━━ Dataset extract

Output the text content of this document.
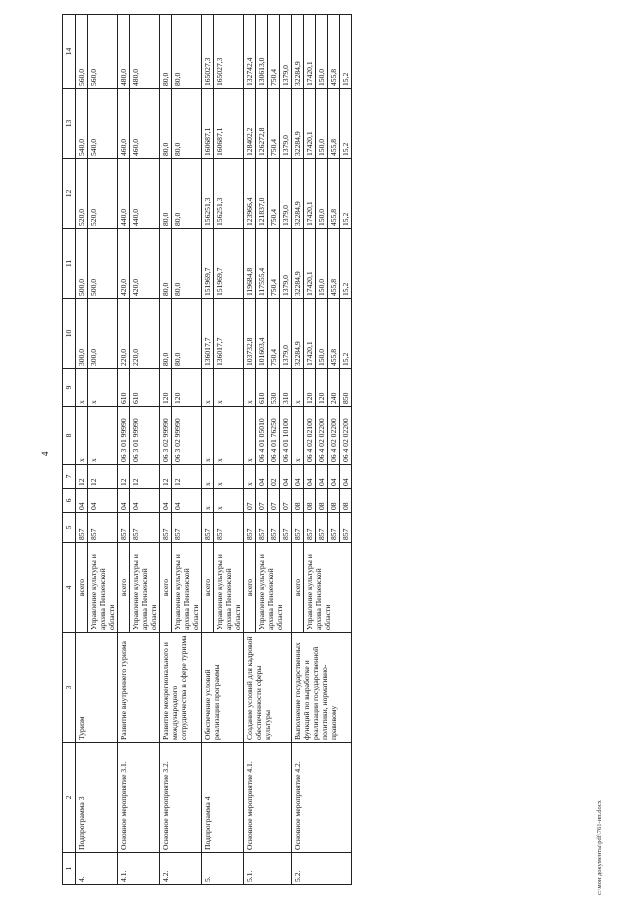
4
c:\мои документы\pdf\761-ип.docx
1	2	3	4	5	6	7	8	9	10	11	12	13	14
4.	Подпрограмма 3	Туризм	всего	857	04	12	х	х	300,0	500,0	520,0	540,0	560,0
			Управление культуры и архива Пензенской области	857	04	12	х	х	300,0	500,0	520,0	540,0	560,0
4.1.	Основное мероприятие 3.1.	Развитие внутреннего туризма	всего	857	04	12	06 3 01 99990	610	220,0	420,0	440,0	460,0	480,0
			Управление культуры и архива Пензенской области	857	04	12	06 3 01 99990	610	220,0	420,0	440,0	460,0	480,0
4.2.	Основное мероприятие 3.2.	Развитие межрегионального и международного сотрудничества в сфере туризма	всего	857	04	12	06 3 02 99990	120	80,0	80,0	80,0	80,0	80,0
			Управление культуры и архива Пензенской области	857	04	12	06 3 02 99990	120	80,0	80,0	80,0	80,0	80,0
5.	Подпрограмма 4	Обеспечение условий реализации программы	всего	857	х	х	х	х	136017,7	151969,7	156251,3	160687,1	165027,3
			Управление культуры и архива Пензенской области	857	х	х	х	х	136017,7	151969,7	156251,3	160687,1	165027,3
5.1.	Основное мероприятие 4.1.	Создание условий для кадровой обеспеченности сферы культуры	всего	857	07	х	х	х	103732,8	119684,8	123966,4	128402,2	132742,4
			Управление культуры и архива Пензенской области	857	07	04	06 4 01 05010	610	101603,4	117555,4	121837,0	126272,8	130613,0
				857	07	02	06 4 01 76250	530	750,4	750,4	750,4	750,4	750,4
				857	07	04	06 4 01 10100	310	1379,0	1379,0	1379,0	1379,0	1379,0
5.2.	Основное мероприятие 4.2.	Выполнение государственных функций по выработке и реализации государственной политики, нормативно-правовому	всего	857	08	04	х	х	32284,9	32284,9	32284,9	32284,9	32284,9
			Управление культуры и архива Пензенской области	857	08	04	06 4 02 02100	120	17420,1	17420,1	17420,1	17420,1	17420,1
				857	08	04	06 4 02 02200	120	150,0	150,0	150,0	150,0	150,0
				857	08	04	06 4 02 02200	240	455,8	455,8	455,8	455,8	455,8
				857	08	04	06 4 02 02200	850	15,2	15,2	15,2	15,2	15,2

━━━━
━━ Dataset extract

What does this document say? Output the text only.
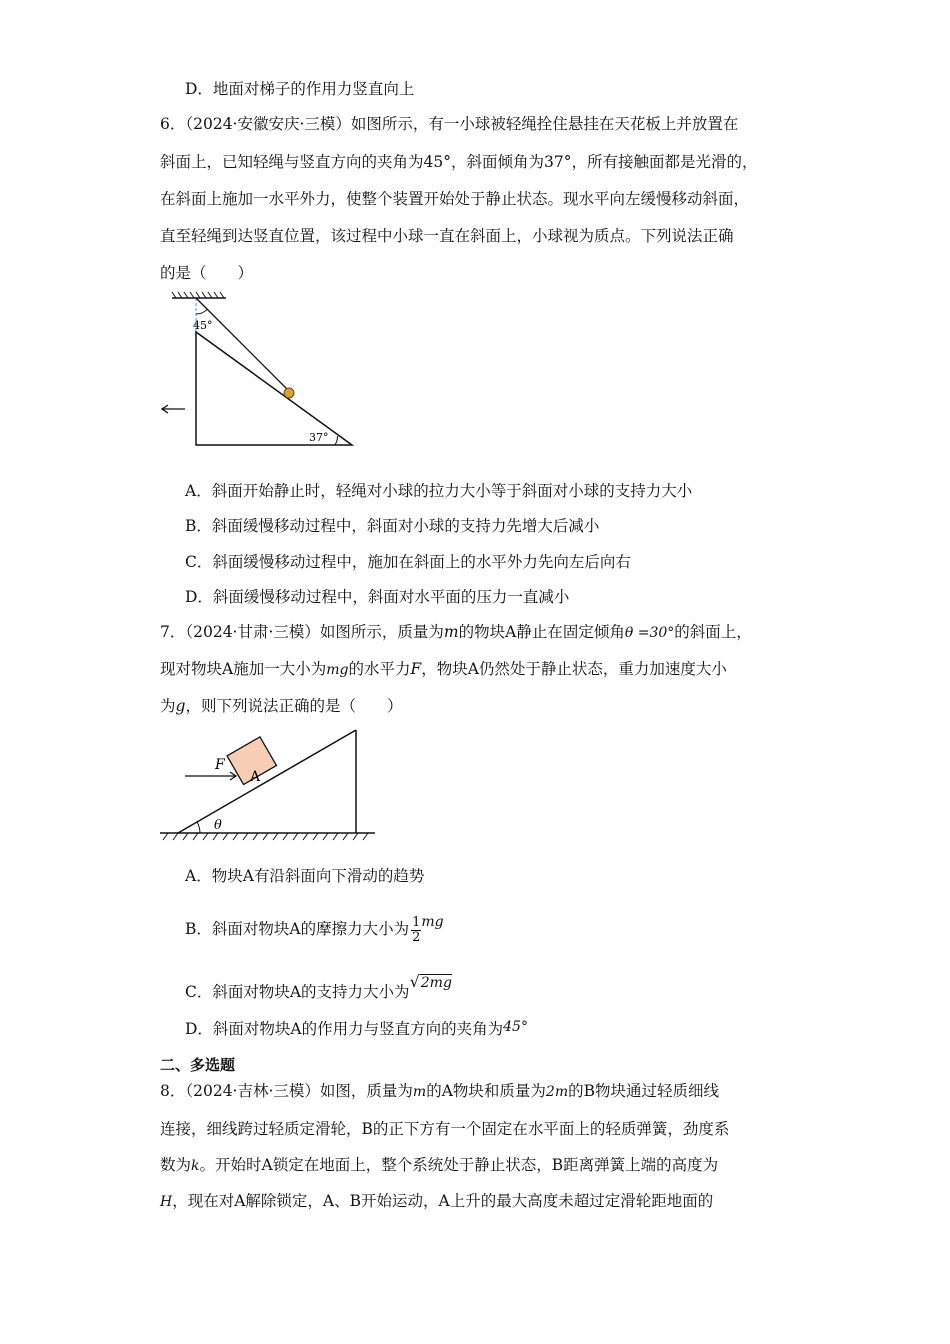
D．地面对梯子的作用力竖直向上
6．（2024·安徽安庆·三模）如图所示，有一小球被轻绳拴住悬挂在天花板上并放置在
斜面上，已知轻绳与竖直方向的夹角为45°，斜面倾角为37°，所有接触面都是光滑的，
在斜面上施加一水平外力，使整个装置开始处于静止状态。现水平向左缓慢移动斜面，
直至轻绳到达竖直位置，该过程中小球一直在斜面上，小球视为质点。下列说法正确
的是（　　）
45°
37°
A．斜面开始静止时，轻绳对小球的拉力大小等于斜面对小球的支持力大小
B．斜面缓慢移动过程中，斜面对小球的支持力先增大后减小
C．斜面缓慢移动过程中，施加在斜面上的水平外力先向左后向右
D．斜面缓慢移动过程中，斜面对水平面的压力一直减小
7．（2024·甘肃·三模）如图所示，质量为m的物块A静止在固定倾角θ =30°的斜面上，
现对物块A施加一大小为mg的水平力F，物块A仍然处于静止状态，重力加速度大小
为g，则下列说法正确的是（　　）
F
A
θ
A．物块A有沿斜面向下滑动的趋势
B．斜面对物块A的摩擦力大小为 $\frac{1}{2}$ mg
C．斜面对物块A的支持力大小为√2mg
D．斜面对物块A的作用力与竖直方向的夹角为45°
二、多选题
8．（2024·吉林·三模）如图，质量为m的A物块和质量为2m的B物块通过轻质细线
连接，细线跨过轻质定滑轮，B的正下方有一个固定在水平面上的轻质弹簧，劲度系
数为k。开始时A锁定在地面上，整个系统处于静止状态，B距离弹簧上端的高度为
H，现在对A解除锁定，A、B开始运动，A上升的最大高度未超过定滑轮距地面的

━━━━
━━ Dataset extract

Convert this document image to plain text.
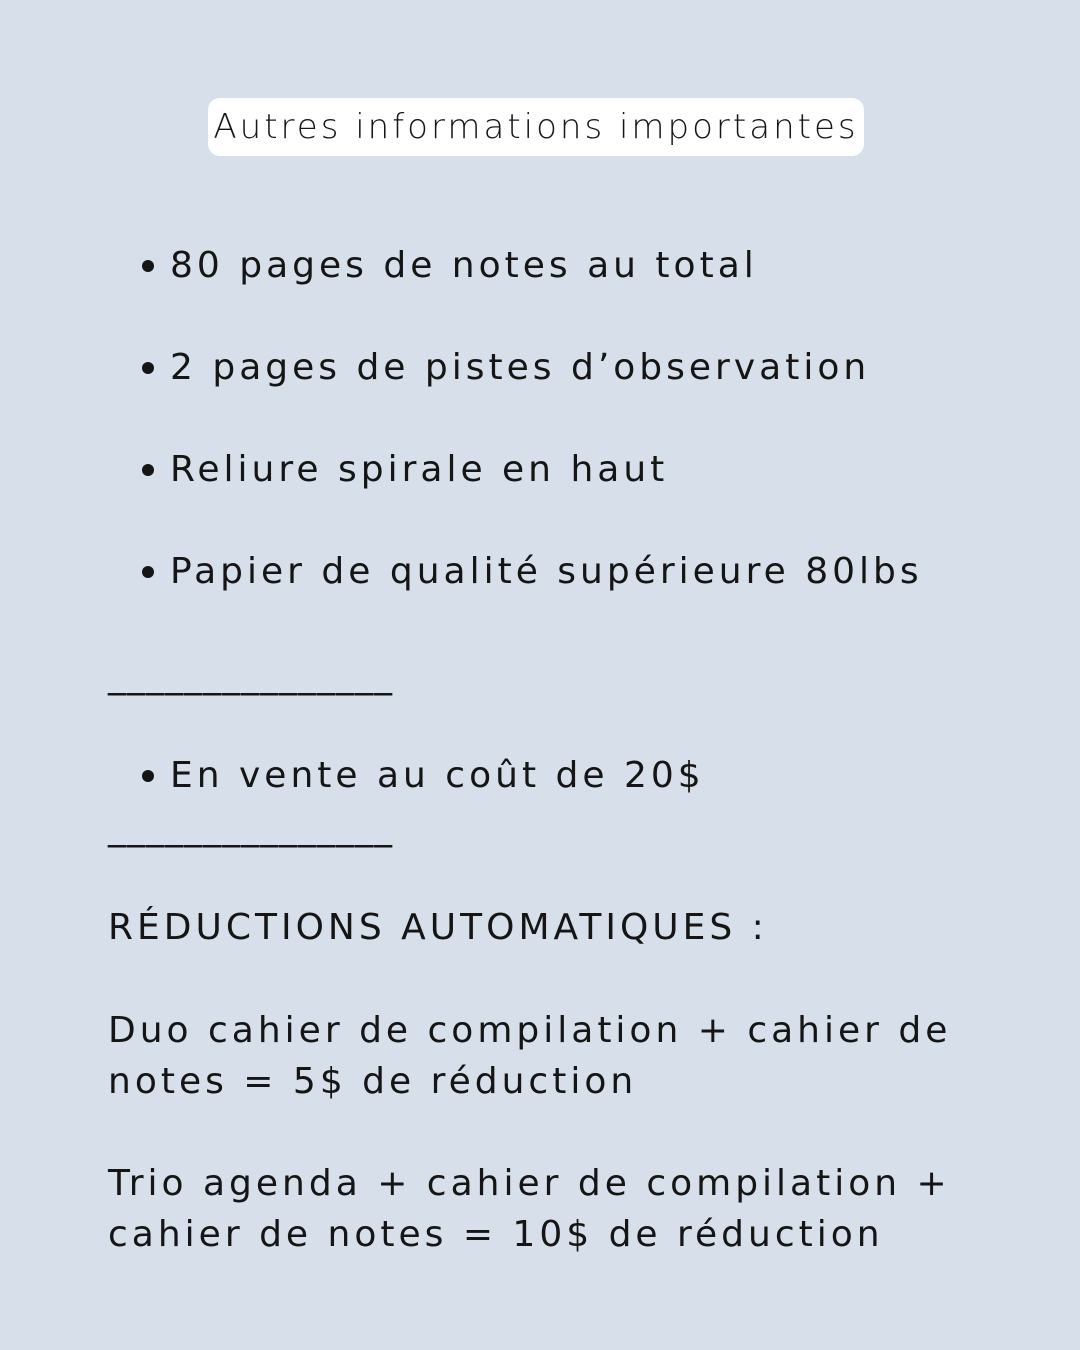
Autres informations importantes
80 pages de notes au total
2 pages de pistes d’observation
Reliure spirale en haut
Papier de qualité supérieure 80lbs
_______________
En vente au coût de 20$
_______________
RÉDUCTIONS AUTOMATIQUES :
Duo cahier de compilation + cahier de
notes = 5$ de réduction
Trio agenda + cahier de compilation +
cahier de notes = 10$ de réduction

━━━━

» **Brief**: Gather from the records above every line containing the string "compilation".

» **Exercise result**:
Duo cahier de compilation + cahier de
Trio agenda + cahier de compilation +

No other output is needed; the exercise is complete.